Data to use:
---------------
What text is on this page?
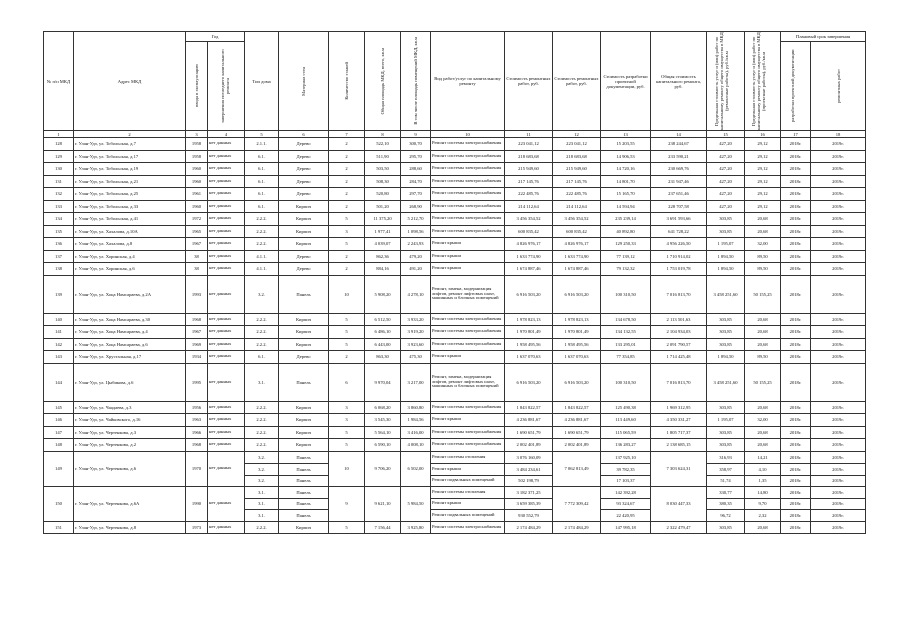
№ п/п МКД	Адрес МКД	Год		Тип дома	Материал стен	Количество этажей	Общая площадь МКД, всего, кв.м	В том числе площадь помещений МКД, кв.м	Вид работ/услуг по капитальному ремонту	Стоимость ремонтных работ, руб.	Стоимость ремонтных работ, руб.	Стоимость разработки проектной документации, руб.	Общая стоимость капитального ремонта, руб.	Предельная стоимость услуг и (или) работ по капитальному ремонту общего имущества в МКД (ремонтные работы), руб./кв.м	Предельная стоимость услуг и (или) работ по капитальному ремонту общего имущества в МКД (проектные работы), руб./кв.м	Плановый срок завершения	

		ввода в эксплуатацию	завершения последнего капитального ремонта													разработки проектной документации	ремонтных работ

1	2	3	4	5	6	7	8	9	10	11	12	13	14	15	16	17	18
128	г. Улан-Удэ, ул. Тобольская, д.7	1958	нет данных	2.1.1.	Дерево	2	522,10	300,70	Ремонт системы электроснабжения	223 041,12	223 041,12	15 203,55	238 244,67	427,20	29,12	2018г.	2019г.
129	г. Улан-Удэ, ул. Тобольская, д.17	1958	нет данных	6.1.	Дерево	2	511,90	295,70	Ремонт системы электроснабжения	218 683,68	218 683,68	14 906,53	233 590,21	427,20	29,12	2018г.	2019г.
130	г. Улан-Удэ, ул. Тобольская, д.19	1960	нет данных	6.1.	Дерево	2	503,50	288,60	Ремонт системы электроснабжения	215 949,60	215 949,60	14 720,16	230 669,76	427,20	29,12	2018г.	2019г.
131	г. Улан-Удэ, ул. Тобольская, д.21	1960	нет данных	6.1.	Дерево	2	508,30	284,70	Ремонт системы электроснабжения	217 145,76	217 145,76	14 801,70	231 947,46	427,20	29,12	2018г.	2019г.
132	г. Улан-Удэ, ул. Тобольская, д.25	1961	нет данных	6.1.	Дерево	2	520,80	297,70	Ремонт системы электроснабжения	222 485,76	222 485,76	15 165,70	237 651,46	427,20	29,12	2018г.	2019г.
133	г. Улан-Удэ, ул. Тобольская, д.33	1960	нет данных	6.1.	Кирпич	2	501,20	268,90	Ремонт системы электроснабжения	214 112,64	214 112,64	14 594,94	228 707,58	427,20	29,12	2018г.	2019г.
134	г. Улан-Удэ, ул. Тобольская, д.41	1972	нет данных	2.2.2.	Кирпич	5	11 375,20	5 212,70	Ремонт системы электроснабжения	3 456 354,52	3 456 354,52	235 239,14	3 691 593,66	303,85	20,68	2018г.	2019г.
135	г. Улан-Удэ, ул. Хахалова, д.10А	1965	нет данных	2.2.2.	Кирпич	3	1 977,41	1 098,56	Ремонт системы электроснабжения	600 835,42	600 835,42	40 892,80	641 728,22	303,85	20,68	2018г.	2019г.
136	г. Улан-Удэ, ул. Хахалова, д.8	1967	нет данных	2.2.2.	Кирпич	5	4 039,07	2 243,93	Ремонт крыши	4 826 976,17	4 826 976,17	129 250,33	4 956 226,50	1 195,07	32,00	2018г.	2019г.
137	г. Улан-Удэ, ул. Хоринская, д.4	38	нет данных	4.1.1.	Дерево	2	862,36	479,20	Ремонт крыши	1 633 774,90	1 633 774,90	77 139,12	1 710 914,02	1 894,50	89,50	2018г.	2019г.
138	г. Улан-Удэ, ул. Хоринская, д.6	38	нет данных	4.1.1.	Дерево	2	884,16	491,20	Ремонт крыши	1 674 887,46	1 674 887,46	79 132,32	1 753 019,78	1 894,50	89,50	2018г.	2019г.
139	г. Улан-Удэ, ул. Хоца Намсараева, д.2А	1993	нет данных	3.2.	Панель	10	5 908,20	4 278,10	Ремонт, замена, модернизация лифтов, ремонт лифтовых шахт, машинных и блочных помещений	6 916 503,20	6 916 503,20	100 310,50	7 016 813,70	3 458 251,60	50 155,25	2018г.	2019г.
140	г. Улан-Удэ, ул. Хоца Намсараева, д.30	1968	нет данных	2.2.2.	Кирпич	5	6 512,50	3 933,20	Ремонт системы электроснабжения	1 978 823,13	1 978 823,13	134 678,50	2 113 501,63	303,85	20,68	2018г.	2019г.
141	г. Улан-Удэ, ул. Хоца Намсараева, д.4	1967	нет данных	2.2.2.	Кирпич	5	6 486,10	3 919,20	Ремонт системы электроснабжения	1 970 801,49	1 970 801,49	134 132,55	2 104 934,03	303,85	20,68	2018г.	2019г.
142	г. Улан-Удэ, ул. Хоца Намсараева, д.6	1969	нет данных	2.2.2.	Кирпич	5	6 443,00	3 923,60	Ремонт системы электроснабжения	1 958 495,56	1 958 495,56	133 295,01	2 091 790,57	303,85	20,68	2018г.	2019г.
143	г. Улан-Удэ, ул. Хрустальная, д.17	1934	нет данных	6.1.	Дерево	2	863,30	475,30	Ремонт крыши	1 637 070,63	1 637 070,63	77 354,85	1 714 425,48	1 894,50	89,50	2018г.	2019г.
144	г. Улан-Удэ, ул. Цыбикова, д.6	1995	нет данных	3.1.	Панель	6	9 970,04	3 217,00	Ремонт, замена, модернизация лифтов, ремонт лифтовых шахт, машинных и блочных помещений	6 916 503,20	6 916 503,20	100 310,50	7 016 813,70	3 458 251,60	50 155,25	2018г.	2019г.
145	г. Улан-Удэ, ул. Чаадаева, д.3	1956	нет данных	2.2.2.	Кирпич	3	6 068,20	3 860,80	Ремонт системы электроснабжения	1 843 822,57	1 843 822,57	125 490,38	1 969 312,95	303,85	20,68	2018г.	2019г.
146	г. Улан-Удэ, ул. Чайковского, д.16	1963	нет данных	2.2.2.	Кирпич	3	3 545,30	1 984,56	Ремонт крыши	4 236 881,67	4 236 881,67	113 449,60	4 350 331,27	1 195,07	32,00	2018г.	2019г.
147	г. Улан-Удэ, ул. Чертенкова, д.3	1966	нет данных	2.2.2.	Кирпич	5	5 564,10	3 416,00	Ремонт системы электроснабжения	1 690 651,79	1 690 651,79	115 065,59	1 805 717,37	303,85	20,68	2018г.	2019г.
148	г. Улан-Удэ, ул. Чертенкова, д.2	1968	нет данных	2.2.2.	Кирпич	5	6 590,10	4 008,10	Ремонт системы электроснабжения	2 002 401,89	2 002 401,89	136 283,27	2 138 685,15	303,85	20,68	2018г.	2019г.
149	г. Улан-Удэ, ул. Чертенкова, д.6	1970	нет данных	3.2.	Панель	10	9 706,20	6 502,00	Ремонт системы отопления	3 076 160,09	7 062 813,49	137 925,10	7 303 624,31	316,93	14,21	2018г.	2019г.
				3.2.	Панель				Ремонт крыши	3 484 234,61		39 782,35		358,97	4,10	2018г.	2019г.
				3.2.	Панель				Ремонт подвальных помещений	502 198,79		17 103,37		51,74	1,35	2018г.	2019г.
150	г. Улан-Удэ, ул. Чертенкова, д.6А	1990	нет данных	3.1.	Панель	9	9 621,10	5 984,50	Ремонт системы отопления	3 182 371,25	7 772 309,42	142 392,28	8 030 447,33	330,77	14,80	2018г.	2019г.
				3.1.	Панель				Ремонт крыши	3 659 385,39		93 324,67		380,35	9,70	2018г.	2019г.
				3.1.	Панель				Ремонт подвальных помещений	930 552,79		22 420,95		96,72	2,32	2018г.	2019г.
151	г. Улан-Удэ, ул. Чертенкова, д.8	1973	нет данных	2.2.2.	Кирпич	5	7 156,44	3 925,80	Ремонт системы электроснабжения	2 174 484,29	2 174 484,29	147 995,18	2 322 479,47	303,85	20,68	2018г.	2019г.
---------------
Your instructions:
Leave out all pictures, then copy the remaining material exactly.

Answer to this exercise:
What text is on this page?
№ п/п МКД	Адрес МКД	Год		Тип дома	Материал стен	Количество этажей	Общая площадь МКД, всего, кв.м	В том числе площадь помещений МКД, кв.м	Вид работ/услуг по капитальному ремонту	Стоимость ремонтных работ, руб.	Стоимость ремонтных работ, руб.	Стоимость разработки проектной документации, руб.	Общая стоимость капитального ремонта, руб.	Предельная стоимость услуг и (или) работ по капитальному ремонту общего имущества в МКД (ремонтные работы), руб./кв.м	Предельная стоимость услуг и (или) работ по капитальному ремонту общего имущества в МКД (проектные работы), руб./кв.м	Плановый срок завершения	

		ввода в эксплуатацию	завершения последнего капитального ремонта													разработки проектной документации	ремонтных работ

1	2	3	4	5	6	7	8	9	10	11	12	13	14	15	16	17	18
128	г. Улан-Удэ, ул. Тобольская, д.7	1958	нет данных	2.1.1.	Дерево	2	522,10	300,70	Ремонт системы электроснабжения	223 041,12	223 041,12	15 203,55	238 244,67	427,20	29,12	2018г.	2019г.
129	г. Улан-Удэ, ул. Тобольская, д.17	1958	нет данных	6.1.	Дерево	2	511,90	295,70	Ремонт системы электроснабжения	218 683,68	218 683,68	14 906,53	233 590,21	427,20	29,12	2018г.	2019г.
130	г. Улан-Удэ, ул. Тобольская, д.19	1960	нет данных	6.1.	Дерево	2	503,50	288,60	Ремонт системы электроснабжения	215 949,60	215 949,60	14 720,16	230 669,76	427,20	29,12	2018г.	2019г.
131	г. Улан-Удэ, ул. Тобольская, д.21	1960	нет данных	6.1.	Дерево	2	508,30	284,70	Ремонт системы электроснабжения	217 145,76	217 145,76	14 801,70	231 947,46	427,20	29,12	2018г.	2019г.
132	г. Улан-Удэ, ул. Тобольская, д.25	1961	нет данных	6.1.	Дерево	2	520,80	297,70	Ремонт системы электроснабжения	222 485,76	222 485,76	15 165,70	237 651,46	427,20	29,12	2018г.	2019г.
133	г. Улан-Удэ, ул. Тобольская, д.33	1960	нет данных	6.1.	Кирпич	2	501,20	268,90	Ремонт системы электроснабжения	214 112,64	214 112,64	14 594,94	228 707,58	427,20	29,12	2018г.	2019г.
134	г. Улан-Удэ, ул. Тобольская, д.41	1972	нет данных	2.2.2.	Кирпич	5	11 375,20	5 212,70	Ремонт системы электроснабжения	3 456 354,52	3 456 354,52	235 239,14	3 691 593,66	303,85	20,68	2018г.	2019г.
135	г. Улан-Удэ, ул. Хахалова, д.10А	1965	нет данных	2.2.2.	Кирпич	3	1 977,41	1 098,56	Ремонт системы электроснабжения	600 835,42	600 835,42	40 892,80	641 728,22	303,85	20,68	2018г.	2019г.
136	г. Улан-Удэ, ул. Хахалова, д.8	1967	нет данных	2.2.2.	Кирпич	5	4 039,07	2 243,93	Ремонт крыши	4 826 976,17	4 826 976,17	129 250,33	4 956 226,50	1 195,07	32,00	2018г.	2019г.
137	г. Улан-Удэ, ул. Хоринская, д.4	38	нет данных	4.1.1.	Дерево	2	862,36	479,20	Ремонт крыши	1 633 774,90	1 633 774,90	77 139,12	1 710 914,02	1 894,50	89,50	2018г.	2019г.
138	г. Улан-Удэ, ул. Хоринская, д.6	38	нет данных	4.1.1.	Дерево	2	884,16	491,20	Ремонт крыши	1 674 887,46	1 674 887,46	79 132,32	1 753 019,78	1 894,50	89,50	2018г.	2019г.
139	г. Улан-Удэ, ул. Хоца Намсараева, д.2А	1993	нет данных	3.2.	Панель	10	5 908,20	4 278,10	Ремонт, замена, модернизация лифтов, ремонт лифтовых шахт, машинных и блочных помещений	6 916 503,20	6 916 503,20	100 310,50	7 016 813,70	3 458 251,60	50 155,25	2018г.	2019г.
140	г. Улан-Удэ, ул. Хоца Намсараева, д.30	1968	нет данных	2.2.2.	Кирпич	5	6 512,50	3 933,20	Ремонт системы электроснабжения	1 978 823,13	1 978 823,13	134 678,50	2 113 501,63	303,85	20,68	2018г.	2019г.
141	г. Улан-Удэ, ул. Хоца Намсараева, д.4	1967	нет данных	2.2.2.	Кирпич	5	6 486,10	3 919,20	Ремонт системы электроснабжения	1 970 801,49	1 970 801,49	134 132,55	2 104 934,03	303,85	20,68	2018г.	2019г.
142	г. Улан-Удэ, ул. Хоца Намсараева, д.6	1969	нет данных	2.2.2.	Кирпич	5	6 443,00	3 923,60	Ремонт системы электроснабжения	1 958 495,56	1 958 495,56	133 295,01	2 091 790,57	303,85	20,68	2018г.	2019г.
143	г. Улан-Удэ, ул. Хрустальная, д.17	1934	нет данных	6.1.	Дерево	2	863,30	475,30	Ремонт крыши	1 637 070,63	1 637 070,63	77 354,85	1 714 425,48	1 894,50	89,50	2018г.	2019г.
144	г. Улан-Удэ, ул. Цыбикова, д.6	1995	нет данных	3.1.	Панель	6	9 970,04	3 217,00	Ремонт, замена, модернизация лифтов, ремонт лифтовых шахт, машинных и блочных помещений	6 916 503,20	6 916 503,20	100 310,50	7 016 813,70	3 458 251,60	50 155,25	2018г.	2019г.
145	г. Улан-Удэ, ул. Чаадаева, д.3	1956	нет данных	2.2.2.	Кирпич	3	6 068,20	3 860,80	Ремонт системы электроснабжения	1 843 822,57	1 843 822,57	125 490,38	1 969 312,95	303,85	20,68	2018г.	2019г.
146	г. Улан-Удэ, ул. Чайковского, д.16	1963	нет данных	2.2.2.	Кирпич	3	3 545,30	1 984,56	Ремонт крыши	4 236 881,67	4 236 881,67	113 449,60	4 350 331,27	1 195,07	32,00	2018г.	2019г.
147	г. Улан-Удэ, ул. Чертенкова, д.3	1966	нет данных	2.2.2.	Кирпич	5	5 564,10	3 416,00	Ремонт системы электроснабжения	1 690 651,79	1 690 651,79	115 065,59	1 805 717,37	303,85	20,68	2018г.	2019г.
148	г. Улан-Удэ, ул. Чертенкова, д.2	1968	нет данных	2.2.2.	Кирпич	5	6 590,10	4 008,10	Ремонт системы электроснабжения	2 002 401,89	2 002 401,89	136 283,27	2 138 685,15	303,85	20,68	2018г.	2019г.
149	г. Улан-Удэ, ул. Чертенкова, д.6	1970	нет данных	3.2.	Панель	10	9 706,20	6 502,00	Ремонт системы отопления	3 076 160,09	7 062 813,49	137 925,10	7 303 624,31	316,93	14,21	2018г.	2019г.
				3.2.	Панель				Ремонт крыши	3 484 234,61		39 782,35		358,97	4,10	2018г.	2019г.
				3.2.	Панель				Ремонт подвальных помещений	502 198,79		17 103,37		51,74	1,35	2018г.	2019г.
150	г. Улан-Удэ, ул. Чертенкова, д.6А	1990	нет данных	3.1.	Панель	9	9 621,10	5 984,50	Ремонт системы отопления	3 182 371,25	7 772 309,42	142 392,28	8 030 447,33	330,77	14,80	2018г.	2019г.
				3.1.	Панель				Ремонт крыши	3 659 385,39		93 324,67		380,35	9,70	2018г.	2019г.
				3.1.	Панель				Ремонт подвальных помещений	930 552,79		22 420,95		96,72	2,32	2018г.	2019г.
151	г. Улан-Удэ, ул. Чертенкова, д.8	1973	нет данных	2.2.2.	Кирпич	5	7 156,44	3 925,80	Ремонт системы электроснабжения	2 174 484,29	2 174 484,29	147 995,18	2 322 479,47	303,85	20,68	2018г.	2019г.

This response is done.